» Request
In the listing below, locate the lines that hold "JSON" and copy them.
BEGIN The data
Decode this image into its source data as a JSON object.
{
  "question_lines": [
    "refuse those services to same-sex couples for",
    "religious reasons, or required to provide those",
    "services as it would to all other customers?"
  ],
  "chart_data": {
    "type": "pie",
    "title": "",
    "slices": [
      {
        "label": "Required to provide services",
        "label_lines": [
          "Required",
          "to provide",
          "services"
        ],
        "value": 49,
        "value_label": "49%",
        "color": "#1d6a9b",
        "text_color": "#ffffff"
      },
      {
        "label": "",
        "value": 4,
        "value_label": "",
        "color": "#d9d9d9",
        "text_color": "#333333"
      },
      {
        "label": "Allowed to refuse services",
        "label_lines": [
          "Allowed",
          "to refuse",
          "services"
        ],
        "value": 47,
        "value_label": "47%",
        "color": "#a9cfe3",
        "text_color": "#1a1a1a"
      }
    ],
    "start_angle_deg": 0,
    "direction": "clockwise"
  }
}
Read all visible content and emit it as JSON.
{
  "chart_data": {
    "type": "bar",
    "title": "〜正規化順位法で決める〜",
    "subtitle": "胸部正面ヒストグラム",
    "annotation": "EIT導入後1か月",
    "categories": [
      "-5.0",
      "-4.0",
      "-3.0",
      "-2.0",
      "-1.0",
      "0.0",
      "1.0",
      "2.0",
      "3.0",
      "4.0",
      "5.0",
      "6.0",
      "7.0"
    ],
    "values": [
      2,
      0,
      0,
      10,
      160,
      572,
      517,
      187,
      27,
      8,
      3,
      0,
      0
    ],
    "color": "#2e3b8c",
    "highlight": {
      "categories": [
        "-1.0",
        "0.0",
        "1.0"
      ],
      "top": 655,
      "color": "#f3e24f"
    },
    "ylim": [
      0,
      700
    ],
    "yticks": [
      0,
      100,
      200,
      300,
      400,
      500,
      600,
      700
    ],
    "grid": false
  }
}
END The data
» Reply
Decode this image into its source data as a JSON object.
Read all visible content and emit it as JSON.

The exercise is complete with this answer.